** start **

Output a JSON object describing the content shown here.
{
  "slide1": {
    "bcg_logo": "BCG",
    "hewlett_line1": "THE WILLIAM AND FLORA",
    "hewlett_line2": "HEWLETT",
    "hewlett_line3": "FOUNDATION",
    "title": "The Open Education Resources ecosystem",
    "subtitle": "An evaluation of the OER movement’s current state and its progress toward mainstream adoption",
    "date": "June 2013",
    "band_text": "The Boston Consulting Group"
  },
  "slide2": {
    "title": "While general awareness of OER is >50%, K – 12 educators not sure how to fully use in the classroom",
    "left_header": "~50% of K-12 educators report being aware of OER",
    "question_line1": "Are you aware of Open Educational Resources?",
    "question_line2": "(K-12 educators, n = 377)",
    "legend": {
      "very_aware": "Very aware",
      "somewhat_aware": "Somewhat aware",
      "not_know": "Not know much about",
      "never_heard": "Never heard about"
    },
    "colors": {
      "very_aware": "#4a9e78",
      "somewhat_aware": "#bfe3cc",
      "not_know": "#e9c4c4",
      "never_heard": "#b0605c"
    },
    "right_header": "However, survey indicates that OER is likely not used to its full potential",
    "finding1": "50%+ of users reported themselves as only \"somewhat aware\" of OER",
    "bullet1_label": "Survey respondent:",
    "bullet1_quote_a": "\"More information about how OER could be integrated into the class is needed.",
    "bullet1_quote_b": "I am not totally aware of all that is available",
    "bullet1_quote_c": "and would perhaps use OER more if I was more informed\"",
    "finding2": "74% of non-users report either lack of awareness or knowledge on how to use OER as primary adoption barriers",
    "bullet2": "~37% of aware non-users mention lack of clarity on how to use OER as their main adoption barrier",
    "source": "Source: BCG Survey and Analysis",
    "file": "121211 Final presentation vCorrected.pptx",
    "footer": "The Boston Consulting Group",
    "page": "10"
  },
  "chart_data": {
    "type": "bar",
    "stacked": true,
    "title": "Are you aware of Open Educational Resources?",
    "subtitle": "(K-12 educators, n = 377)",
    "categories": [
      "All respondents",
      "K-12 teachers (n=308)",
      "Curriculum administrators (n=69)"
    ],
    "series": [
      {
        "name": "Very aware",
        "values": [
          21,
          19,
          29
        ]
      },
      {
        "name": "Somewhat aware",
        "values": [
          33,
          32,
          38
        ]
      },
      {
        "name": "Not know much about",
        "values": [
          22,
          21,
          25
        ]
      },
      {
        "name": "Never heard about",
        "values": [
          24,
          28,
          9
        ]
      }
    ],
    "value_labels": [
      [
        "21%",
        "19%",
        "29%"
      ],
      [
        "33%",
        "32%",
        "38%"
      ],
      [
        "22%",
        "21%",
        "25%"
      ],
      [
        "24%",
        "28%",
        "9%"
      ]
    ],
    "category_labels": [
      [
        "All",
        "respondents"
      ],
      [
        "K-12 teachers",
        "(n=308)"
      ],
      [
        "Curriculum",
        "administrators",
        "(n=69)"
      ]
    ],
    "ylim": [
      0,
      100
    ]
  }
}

** end **

_What you need to do_
Filter the entries and copy out every line with the word "Boston".

_Task output_
    "band_text": "The Boston Consulting Group"
    "footer": "The Boston Consulting Group",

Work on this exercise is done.